## Data in this exercise

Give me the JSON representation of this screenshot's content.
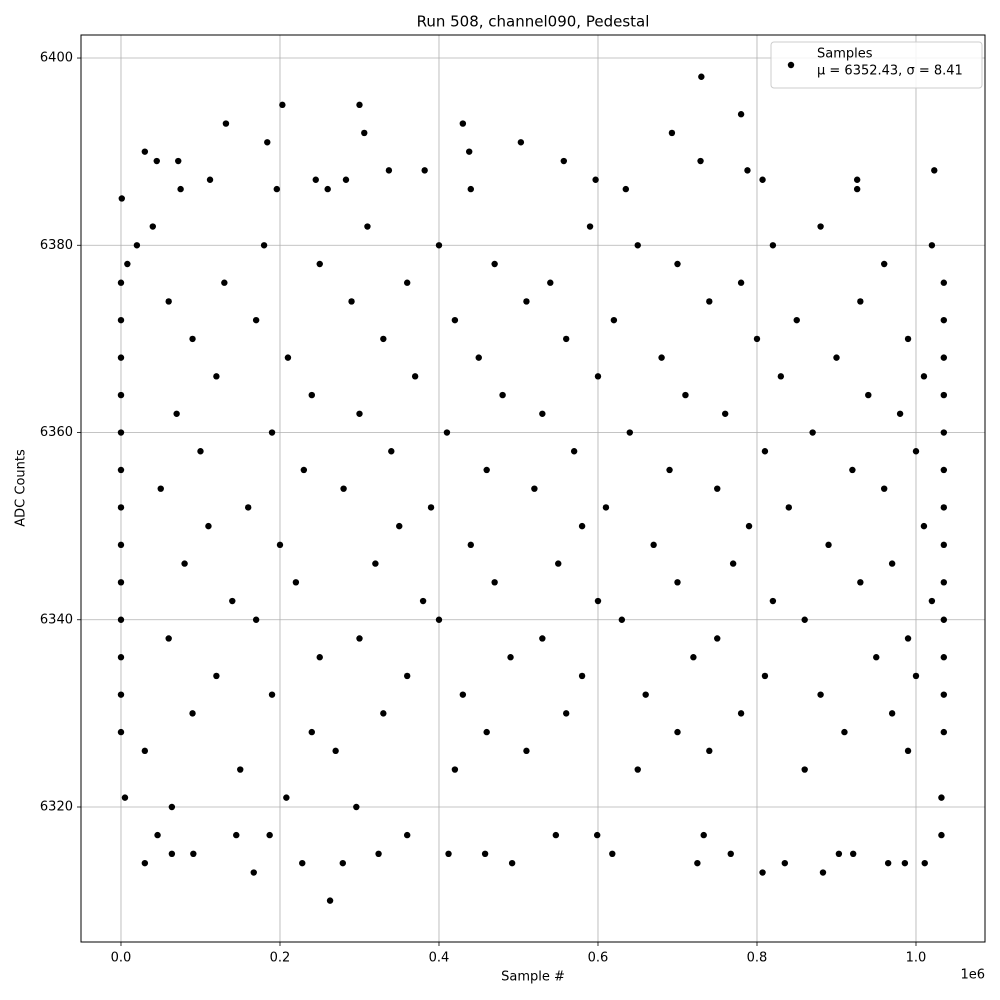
{
  "chart_data": {
    "type": "scatter",
    "title": "Run 508, channel090, Pedestal",
    "xlabel": "Sample #",
    "ylabel": "ADC Counts",
    "x_offset_label": "1e6",
    "legend_note": "μ = 6352.43, σ = 8.41",
    "legend_loc": "upper right",
    "grid": true,
    "xlim": [
      -50300,
      1086800
    ],
    "ylim": [
      6305.58,
      6402.46
    ],
    "xticks": [
      {
        "value": 0,
        "label": "0.0"
      },
      {
        "value": 200000,
        "label": "0.2"
      },
      {
        "value": 400000,
        "label": "0.4"
      },
      {
        "value": 600000,
        "label": "0.6"
      },
      {
        "value": 800000,
        "label": "0.8"
      },
      {
        "value": 1000000,
        "label": "1.0"
      }
    ],
    "yticks": [
      6320,
      6340,
      6360,
      6380,
      6400
    ],
    "x": [
      132000,
      184000,
      203000,
      300000,
      306000,
      430000,
      438000,
      503000,
      730000,
      780000,
      693000,
      30000,
      45000,
      72000,
      557000,
      1023000,
      788000,
      337000,
      382000,
      729000,
      263000,
      167000,
      30000,
      279000,
      228000,
      492000,
      725000,
      807000,
      883000,
      835000,
      1011000,
      965000,
      986000,
      46000,
      145000,
      187000,
      360000,
      547000,
      599000,
      733000,
      1032000,
      91000,
      324000,
      412000,
      458000,
      618000,
      767000,
      903000,
      921000,
      64000,
      296000,
      64000,
      1032000,
      208000,
      5000,
      1000,
      112000,
      245000,
      283000,
      597000,
      807000,
      926000,
      440000,
      635000,
      75000,
      196000,
      260000,
      926000,
      40000,
      310000,
      590000,
      880000,
      20000,
      180000,
      400000,
      650000,
      820000,
      1020000,
      8000,
      250000,
      470000,
      700000,
      960000,
      0,
      130000,
      360000,
      540000,
      780000,
      1035000,
      60000,
      290000,
      510000,
      740000,
      930000,
      0,
      170000,
      420000,
      620000,
      850000,
      1035000,
      90000,
      330000,
      560000,
      800000,
      990000,
      0,
      210000,
      450000,
      680000,
      900000,
      1035000,
      120000,
      370000,
      600000,
      830000,
      1010000,
      0,
      240000,
      480000,
      710000,
      940000,
      1035000,
      70000,
      300000,
      530000,
      760000,
      980000,
      0,
      190000,
      410000,
      640000,
      870000,
      1035000,
      100000,
      340000,
      570000,
      810000,
      1000000,
      0,
      230000,
      460000,
      690000,
      920000,
      1035000,
      50000,
      280000,
      520000,
      750000,
      960000,
      0,
      160000,
      390000,
      610000,
      840000,
      1035000,
      110000,
      350000,
      580000,
      790000,
      1010000,
      0,
      200000,
      440000,
      670000,
      890000,
      1035000,
      80000,
      320000,
      550000,
      770000,
      970000,
      0,
      220000,
      470000,
      700000,
      930000,
      1035000,
      140000,
      380000,
      600000,
      820000,
      1020000,
      0,
      170000,
      400000,
      630000,
      860000,
      1035000,
      60000,
      300000,
      530000,
      750000,
      990000,
      0,
      250000,
      490000,
      720000,
      950000,
      1035000,
      120000,
      360000,
      580000,
      810000,
      1000000,
      0,
      190000,
      430000,
      660000,
      880000,
      1035000,
      90000,
      330000,
      560000,
      780000,
      970000,
      0,
      240000,
      460000,
      700000,
      910000,
      1035000,
      30000,
      270000,
      510000,
      740000,
      990000,
      150000,
      420000,
      650000,
      860000
    ],
    "series": [
      {
        "name": "Samples",
        "color": "#000000",
        "values": [
          6393,
          6391,
          6395,
          6395,
          6392,
          6393,
          6390,
          6391,
          6398,
          6394,
          6392,
          6390,
          6389,
          6389,
          6389,
          6388,
          6388,
          6388,
          6388,
          6389,
          6310,
          6313,
          6314,
          6314,
          6314,
          6314,
          6314,
          6313,
          6313,
          6314,
          6314,
          6314,
          6314,
          6317,
          6317,
          6317,
          6317,
          6317,
          6317,
          6317,
          6317,
          6315,
          6315,
          6315,
          6315,
          6315,
          6315,
          6315,
          6315,
          6315,
          6320,
          6320,
          6321,
          6321,
          6321,
          6385,
          6387,
          6387,
          6387,
          6387,
          6387,
          6387,
          6386,
          6386,
          6386,
          6386,
          6386,
          6386,
          6382,
          6382,
          6382,
          6382,
          6380,
          6380,
          6380,
          6380,
          6380,
          6380,
          6378,
          6378,
          6378,
          6378,
          6378,
          6376,
          6376,
          6376,
          6376,
          6376,
          6376,
          6374,
          6374,
          6374,
          6374,
          6374,
          6372,
          6372,
          6372,
          6372,
          6372,
          6372,
          6370,
          6370,
          6370,
          6370,
          6370,
          6368,
          6368,
          6368,
          6368,
          6368,
          6368,
          6366,
          6366,
          6366,
          6366,
          6366,
          6364,
          6364,
          6364,
          6364,
          6364,
          6364,
          6362,
          6362,
          6362,
          6362,
          6362,
          6360,
          6360,
          6360,
          6360,
          6360,
          6360,
          6358,
          6358,
          6358,
          6358,
          6358,
          6356,
          6356,
          6356,
          6356,
          6356,
          6356,
          6354,
          6354,
          6354,
          6354,
          6354,
          6352,
          6352,
          6352,
          6352,
          6352,
          6352,
          6350,
          6350,
          6350,
          6350,
          6350,
          6348,
          6348,
          6348,
          6348,
          6348,
          6348,
          6346,
          6346,
          6346,
          6346,
          6346,
          6344,
          6344,
          6344,
          6344,
          6344,
          6344,
          6342,
          6342,
          6342,
          6342,
          6342,
          6340,
          6340,
          6340,
          6340,
          6340,
          6340,
          6338,
          6338,
          6338,
          6338,
          6338,
          6336,
          6336,
          6336,
          6336,
          6336,
          6336,
          6334,
          6334,
          6334,
          6334,
          6334,
          6332,
          6332,
          6332,
          6332,
          6332,
          6332,
          6330,
          6330,
          6330,
          6330,
          6330,
          6328,
          6328,
          6328,
          6328,
          6328,
          6328,
          6326,
          6326,
          6326,
          6326,
          6326,
          6324,
          6324,
          6324,
          6324
        ]
      }
    ]
  }
}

## Brief
Transcribe all of the entries word for word, but skip any pictures they contain.

## Answer in full
Give me the JSON representation of this screenshot's content.
{
  "chart_data": {
    "type": "scatter",
    "title": "Run 508, channel090, Pedestal",
    "xlabel": "Sample #",
    "ylabel": "ADC Counts",
    "x_offset_label": "1e6",
    "legend_note": "μ = 6352.43, σ = 8.41",
    "legend_loc": "upper right",
    "grid": true,
    "xlim": [
      -50300,
      1086800
    ],
    "ylim": [
      6305.58,
      6402.46
    ],
    "xticks": [
      {
        "value": 0,
        "label": "0.0"
      },
      {
        "value": 200000,
        "label": "0.2"
      },
      {
        "value": 400000,
        "label": "0.4"
      },
      {
        "value": 600000,
        "label": "0.6"
      },
      {
        "value": 800000,
        "label": "0.8"
      },
      {
        "value": 1000000,
        "label": "1.0"
      }
    ],
    "yticks": [
      6320,
      6340,
      6360,
      6380,
      6400
    ],
    "x": [
      132000,
      184000,
      203000,
      300000,
      306000,
      430000,
      438000,
      503000,
      730000,
      780000,
      693000,
      30000,
      45000,
      72000,
      557000,
      1023000,
      788000,
      337000,
      382000,
      729000,
      263000,
      167000,
      30000,
      279000,
      228000,
      492000,
      725000,
      807000,
      883000,
      835000,
      1011000,
      965000,
      986000,
      46000,
      145000,
      187000,
      360000,
      547000,
      599000,
      733000,
      1032000,
      91000,
      324000,
      412000,
      458000,
      618000,
      767000,
      903000,
      921000,
      64000,
      296000,
      64000,
      1032000,
      208000,
      5000,
      1000,
      112000,
      245000,
      283000,
      597000,
      807000,
      926000,
      440000,
      635000,
      75000,
      196000,
      260000,
      926000,
      40000,
      310000,
      590000,
      880000,
      20000,
      180000,
      400000,
      650000,
      820000,
      1020000,
      8000,
      250000,
      470000,
      700000,
      960000,
      0,
      130000,
      360000,
      540000,
      780000,
      1035000,
      60000,
      290000,
      510000,
      740000,
      930000,
      0,
      170000,
      420000,
      620000,
      850000,
      1035000,
      90000,
      330000,
      560000,
      800000,
      990000,
      0,
      210000,
      450000,
      680000,
      900000,
      1035000,
      120000,
      370000,
      600000,
      830000,
      1010000,
      0,
      240000,
      480000,
      710000,
      940000,
      1035000,
      70000,
      300000,
      530000,
      760000,
      980000,
      0,
      190000,
      410000,
      640000,
      870000,
      1035000,
      100000,
      340000,
      570000,
      810000,
      1000000,
      0,
      230000,
      460000,
      690000,
      920000,
      1035000,
      50000,
      280000,
      520000,
      750000,
      960000,
      0,
      160000,
      390000,
      610000,
      840000,
      1035000,
      110000,
      350000,
      580000,
      790000,
      1010000,
      0,
      200000,
      440000,
      670000,
      890000,
      1035000,
      80000,
      320000,
      550000,
      770000,
      970000,
      0,
      220000,
      470000,
      700000,
      930000,
      1035000,
      140000,
      380000,
      600000,
      820000,
      1020000,
      0,
      170000,
      400000,
      630000,
      860000,
      1035000,
      60000,
      300000,
      530000,
      750000,
      990000,
      0,
      250000,
      490000,
      720000,
      950000,
      1035000,
      120000,
      360000,
      580000,
      810000,
      1000000,
      0,
      190000,
      430000,
      660000,
      880000,
      1035000,
      90000,
      330000,
      560000,
      780000,
      970000,
      0,
      240000,
      460000,
      700000,
      910000,
      1035000,
      30000,
      270000,
      510000,
      740000,
      990000,
      150000,
      420000,
      650000,
      860000
    ],
    "series": [
      {
        "name": "Samples",
        "color": "#000000",
        "values": [
          6393,
          6391,
          6395,
          6395,
          6392,
          6393,
          6390,
          6391,
          6398,
          6394,
          6392,
          6390,
          6389,
          6389,
          6389,
          6388,
          6388,
          6388,
          6388,
          6389,
          6310,
          6313,
          6314,
          6314,
          6314,
          6314,
          6314,
          6313,
          6313,
          6314,
          6314,
          6314,
          6314,
          6317,
          6317,
          6317,
          6317,
          6317,
          6317,
          6317,
          6317,
          6315,
          6315,
          6315,
          6315,
          6315,
          6315,
          6315,
          6315,
          6315,
          6320,
          6320,
          6321,
          6321,
          6321,
          6385,
          6387,
          6387,
          6387,
          6387,
          6387,
          6387,
          6386,
          6386,
          6386,
          6386,
          6386,
          6386,
          6382,
          6382,
          6382,
          6382,
          6380,
          6380,
          6380,
          6380,
          6380,
          6380,
          6378,
          6378,
          6378,
          6378,
          6378,
          6376,
          6376,
          6376,
          6376,
          6376,
          6376,
          6374,
          6374,
          6374,
          6374,
          6374,
          6372,
          6372,
          6372,
          6372,
          6372,
          6372,
          6370,
          6370,
          6370,
          6370,
          6370,
          6368,
          6368,
          6368,
          6368,
          6368,
          6368,
          6366,
          6366,
          6366,
          6366,
          6366,
          6364,
          6364,
          6364,
          6364,
          6364,
          6364,
          6362,
          6362,
          6362,
          6362,
          6362,
          6360,
          6360,
          6360,
          6360,
          6360,
          6360,
          6358,
          6358,
          6358,
          6358,
          6358,
          6356,
          6356,
          6356,
          6356,
          6356,
          6356,
          6354,
          6354,
          6354,
          6354,
          6354,
          6352,
          6352,
          6352,
          6352,
          6352,
          6352,
          6350,
          6350,
          6350,
          6350,
          6350,
          6348,
          6348,
          6348,
          6348,
          6348,
          6348,
          6346,
          6346,
          6346,
          6346,
          6346,
          6344,
          6344,
          6344,
          6344,
          6344,
          6344,
          6342,
          6342,
          6342,
          6342,
          6342,
          6340,
          6340,
          6340,
          6340,
          6340,
          6340,
          6338,
          6338,
          6338,
          6338,
          6338,
          6336,
          6336,
          6336,
          6336,
          6336,
          6336,
          6334,
          6334,
          6334,
          6334,
          6334,
          6332,
          6332,
          6332,
          6332,
          6332,
          6332,
          6330,
          6330,
          6330,
          6330,
          6330,
          6328,
          6328,
          6328,
          6328,
          6328,
          6328,
          6326,
          6326,
          6326,
          6326,
          6326,
          6324,
          6324,
          6324,
          6324
        ]
      }
    ]
  }
}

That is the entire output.